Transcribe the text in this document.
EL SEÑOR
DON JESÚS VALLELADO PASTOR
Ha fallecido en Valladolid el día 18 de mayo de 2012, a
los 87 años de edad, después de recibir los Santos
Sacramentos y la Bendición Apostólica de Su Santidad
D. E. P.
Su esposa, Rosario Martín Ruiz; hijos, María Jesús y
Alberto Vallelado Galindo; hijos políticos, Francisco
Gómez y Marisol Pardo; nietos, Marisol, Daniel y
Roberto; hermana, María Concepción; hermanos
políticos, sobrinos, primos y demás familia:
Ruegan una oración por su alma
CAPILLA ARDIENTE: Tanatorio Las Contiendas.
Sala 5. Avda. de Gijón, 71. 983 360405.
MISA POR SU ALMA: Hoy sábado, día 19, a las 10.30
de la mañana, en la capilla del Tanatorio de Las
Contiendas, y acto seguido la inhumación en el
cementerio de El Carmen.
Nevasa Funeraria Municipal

================

Extract every entry in the listing word for word.

Solution for this exercise:
Transcribe the text in this document.
EL SEÑOR
DON JESÚS VALLELADO PASTOR
Ha fallecido en Valladolid el día 18 de mayo de 2012, a
los 87 años de edad, después de recibir los Santos
Sacramentos y la Bendición Apostólica de Su Santidad
D. E. P.
Su esposa, Rosario Martín Ruiz; hijos, María Jesús y
Alberto Vallelado Galindo; hijos políticos, Francisco
Gómez y Marisol Pardo; nietos, Marisol, Daniel y
Roberto; hermana, María Concepción; hermanos
políticos, sobrinos, primos y demás familia:
Ruegan una oración por su alma
CAPILLA ARDIENTE: Tanatorio Las Contiendas.
Sala 5. Avda. de Gijón, 71. 983 360405.
MISA POR SU ALMA: Hoy sábado, día 19, a las 10.30
de la mañana, en la capilla del Tanatorio de Las
Contiendas, y acto seguido la inhumación en el
cementerio de El Carmen.
Nevasa Funeraria Municipal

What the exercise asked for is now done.